>> Begin TASK MATERIAL

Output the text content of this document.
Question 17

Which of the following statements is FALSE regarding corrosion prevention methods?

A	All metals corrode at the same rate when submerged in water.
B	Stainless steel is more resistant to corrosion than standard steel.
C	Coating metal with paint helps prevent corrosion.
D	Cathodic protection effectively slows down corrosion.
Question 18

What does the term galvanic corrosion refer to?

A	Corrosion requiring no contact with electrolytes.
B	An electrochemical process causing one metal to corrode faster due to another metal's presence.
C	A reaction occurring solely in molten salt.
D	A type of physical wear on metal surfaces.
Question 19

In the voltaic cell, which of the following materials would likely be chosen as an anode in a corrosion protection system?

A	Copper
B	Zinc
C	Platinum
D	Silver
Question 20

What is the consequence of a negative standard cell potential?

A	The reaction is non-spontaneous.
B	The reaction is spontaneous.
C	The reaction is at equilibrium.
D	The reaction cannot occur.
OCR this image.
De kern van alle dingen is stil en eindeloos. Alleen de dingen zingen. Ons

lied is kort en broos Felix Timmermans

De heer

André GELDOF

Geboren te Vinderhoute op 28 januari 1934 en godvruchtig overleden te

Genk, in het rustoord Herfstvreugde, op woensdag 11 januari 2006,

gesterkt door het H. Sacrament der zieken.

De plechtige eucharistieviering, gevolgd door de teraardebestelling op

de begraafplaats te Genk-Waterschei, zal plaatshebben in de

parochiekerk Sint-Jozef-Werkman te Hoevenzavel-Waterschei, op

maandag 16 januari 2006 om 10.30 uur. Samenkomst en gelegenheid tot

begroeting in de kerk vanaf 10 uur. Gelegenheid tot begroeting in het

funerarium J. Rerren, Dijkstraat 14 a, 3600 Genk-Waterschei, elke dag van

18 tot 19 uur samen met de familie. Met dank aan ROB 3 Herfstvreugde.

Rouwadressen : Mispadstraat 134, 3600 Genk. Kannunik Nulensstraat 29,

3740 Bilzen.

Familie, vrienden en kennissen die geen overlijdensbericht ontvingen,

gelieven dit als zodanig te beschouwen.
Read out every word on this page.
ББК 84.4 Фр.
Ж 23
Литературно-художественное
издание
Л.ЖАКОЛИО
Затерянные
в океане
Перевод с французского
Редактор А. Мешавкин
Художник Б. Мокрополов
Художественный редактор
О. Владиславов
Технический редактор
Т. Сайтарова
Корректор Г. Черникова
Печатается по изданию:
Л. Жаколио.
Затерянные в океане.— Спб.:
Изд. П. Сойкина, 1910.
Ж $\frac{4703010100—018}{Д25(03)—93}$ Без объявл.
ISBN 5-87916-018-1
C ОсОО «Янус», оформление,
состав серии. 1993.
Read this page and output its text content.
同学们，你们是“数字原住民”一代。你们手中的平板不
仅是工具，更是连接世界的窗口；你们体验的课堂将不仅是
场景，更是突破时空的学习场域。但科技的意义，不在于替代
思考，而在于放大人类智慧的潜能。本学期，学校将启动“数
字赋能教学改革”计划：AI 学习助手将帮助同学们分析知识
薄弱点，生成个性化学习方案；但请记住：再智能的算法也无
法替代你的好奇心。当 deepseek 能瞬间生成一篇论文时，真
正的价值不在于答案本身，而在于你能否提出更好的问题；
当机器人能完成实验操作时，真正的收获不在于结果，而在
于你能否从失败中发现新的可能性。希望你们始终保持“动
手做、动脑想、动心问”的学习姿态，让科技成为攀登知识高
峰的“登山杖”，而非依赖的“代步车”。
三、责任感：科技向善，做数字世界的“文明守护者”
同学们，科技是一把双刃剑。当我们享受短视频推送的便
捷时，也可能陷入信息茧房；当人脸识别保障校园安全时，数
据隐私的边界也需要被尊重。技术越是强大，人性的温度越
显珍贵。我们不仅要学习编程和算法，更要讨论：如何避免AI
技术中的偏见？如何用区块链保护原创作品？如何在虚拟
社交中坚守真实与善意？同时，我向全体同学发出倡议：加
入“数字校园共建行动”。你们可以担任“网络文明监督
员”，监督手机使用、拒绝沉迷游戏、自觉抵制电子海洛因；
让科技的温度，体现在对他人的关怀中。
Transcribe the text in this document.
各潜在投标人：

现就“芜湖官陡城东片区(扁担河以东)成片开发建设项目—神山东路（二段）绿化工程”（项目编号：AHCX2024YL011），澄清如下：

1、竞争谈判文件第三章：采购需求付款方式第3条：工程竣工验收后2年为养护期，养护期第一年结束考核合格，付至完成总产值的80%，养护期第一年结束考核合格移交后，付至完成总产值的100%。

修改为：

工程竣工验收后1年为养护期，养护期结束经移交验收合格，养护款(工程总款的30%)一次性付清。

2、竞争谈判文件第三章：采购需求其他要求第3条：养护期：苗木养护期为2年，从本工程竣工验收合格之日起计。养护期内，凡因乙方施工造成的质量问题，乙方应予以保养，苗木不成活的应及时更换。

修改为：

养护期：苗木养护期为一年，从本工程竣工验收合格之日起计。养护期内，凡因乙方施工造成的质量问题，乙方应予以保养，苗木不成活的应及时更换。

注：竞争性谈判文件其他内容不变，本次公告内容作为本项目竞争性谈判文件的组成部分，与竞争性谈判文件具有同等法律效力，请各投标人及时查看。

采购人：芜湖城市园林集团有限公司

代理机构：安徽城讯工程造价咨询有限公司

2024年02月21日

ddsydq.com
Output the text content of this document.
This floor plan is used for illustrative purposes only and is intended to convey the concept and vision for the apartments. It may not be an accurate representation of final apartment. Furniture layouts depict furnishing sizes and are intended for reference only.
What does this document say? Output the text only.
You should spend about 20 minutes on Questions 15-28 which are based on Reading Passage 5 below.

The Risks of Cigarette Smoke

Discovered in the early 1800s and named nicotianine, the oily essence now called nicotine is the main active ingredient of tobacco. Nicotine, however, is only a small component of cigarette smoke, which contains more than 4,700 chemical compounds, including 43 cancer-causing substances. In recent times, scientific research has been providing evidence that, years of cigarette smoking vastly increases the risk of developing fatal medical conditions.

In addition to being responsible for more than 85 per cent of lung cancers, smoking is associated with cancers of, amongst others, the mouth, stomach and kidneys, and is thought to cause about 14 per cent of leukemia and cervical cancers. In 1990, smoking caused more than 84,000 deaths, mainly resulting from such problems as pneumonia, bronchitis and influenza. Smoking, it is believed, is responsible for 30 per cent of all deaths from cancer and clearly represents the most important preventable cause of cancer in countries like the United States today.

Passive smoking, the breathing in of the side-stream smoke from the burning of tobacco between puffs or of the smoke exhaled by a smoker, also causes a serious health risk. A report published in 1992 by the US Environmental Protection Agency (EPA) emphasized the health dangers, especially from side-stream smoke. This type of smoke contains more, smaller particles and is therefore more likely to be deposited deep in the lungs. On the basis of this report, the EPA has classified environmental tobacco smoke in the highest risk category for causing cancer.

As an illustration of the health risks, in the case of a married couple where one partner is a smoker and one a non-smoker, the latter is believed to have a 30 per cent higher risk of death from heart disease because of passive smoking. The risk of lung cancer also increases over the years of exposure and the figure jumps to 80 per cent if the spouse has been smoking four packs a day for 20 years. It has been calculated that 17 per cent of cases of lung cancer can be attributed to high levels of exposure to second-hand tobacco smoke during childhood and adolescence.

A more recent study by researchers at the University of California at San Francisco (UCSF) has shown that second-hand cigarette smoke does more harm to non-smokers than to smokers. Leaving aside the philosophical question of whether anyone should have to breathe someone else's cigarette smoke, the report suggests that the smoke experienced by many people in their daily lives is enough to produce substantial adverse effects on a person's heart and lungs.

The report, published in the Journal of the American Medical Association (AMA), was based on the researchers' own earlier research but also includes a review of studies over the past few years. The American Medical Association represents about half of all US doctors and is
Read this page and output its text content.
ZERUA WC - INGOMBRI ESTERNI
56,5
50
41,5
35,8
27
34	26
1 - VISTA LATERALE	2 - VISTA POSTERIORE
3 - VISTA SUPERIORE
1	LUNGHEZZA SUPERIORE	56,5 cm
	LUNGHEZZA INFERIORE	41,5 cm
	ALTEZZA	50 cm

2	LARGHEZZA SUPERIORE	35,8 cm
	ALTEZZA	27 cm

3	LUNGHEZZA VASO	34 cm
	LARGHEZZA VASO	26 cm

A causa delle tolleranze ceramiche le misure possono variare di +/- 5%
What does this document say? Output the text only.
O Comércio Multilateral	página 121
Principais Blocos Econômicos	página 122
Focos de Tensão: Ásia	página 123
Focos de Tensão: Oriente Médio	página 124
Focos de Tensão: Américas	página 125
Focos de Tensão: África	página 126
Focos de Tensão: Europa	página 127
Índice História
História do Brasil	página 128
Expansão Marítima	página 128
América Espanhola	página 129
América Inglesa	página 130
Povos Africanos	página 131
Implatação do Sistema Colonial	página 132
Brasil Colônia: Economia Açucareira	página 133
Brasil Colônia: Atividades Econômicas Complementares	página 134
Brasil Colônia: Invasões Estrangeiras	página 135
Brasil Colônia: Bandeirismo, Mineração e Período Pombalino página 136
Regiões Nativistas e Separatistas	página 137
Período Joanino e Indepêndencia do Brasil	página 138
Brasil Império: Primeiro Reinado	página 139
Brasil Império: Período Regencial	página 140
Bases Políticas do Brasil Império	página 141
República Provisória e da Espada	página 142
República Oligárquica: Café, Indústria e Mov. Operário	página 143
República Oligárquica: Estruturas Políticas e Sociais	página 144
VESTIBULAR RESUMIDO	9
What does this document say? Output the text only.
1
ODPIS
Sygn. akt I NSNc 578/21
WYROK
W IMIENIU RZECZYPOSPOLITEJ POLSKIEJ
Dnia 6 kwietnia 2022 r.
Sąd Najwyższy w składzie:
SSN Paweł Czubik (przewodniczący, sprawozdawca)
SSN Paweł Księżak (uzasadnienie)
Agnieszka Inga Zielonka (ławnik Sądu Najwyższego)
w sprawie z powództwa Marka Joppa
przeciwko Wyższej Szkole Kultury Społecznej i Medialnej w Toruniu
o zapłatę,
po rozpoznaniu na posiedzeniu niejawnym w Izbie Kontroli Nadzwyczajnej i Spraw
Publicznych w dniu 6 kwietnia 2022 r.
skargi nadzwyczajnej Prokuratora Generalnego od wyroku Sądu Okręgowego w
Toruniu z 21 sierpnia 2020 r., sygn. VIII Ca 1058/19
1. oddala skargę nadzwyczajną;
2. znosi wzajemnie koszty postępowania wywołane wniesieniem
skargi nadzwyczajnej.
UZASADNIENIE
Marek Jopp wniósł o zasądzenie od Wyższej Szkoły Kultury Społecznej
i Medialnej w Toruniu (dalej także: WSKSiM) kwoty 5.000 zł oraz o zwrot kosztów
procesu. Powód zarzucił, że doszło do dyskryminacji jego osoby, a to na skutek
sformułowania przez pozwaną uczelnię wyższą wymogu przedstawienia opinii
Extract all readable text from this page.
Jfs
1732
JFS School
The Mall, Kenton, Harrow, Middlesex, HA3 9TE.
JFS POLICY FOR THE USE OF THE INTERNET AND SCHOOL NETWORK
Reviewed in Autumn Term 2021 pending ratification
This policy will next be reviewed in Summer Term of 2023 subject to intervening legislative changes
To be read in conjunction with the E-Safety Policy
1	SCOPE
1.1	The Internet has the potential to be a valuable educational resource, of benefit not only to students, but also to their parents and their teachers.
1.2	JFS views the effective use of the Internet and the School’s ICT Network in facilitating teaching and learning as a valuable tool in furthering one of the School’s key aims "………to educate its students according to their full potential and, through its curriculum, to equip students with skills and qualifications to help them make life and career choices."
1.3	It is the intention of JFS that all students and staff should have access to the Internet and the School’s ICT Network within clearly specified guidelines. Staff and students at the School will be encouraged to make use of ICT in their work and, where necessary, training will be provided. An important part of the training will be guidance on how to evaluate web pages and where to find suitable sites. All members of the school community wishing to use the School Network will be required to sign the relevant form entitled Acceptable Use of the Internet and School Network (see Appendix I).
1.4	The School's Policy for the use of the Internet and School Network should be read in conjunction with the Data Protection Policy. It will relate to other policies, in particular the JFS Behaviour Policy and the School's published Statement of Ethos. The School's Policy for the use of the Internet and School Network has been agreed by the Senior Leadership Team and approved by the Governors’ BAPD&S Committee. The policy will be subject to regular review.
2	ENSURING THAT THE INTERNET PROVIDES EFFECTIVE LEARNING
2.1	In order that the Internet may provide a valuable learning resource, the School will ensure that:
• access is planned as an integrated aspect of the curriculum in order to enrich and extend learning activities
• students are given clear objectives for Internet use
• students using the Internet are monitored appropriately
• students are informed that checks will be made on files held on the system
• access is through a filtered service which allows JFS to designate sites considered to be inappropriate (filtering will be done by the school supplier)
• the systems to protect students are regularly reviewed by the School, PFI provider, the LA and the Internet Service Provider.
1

>> End TASK MATERIAL

EXERCISE AIM —
Collect every line with the string "凡因乙方施工造成的质量问题" from the records, and copy each.

RESULT FOR THIS EXERCISE —
2、竞争谈判文件第三章：采购需求其他要求第3条：养护期：苗木养护期为2年，从本工程竣工验收合格之日起计。养护期内，凡因乙方施工造成的质量问题，乙方应予以保养，苗木不成活的应及时更换。
养护期：苗木养护期为一年，从本工程竣工验收合格之日起计。养护期内，凡因乙方施工造成的质量问题，乙方应予以保养，苗木不成活的应及时更换。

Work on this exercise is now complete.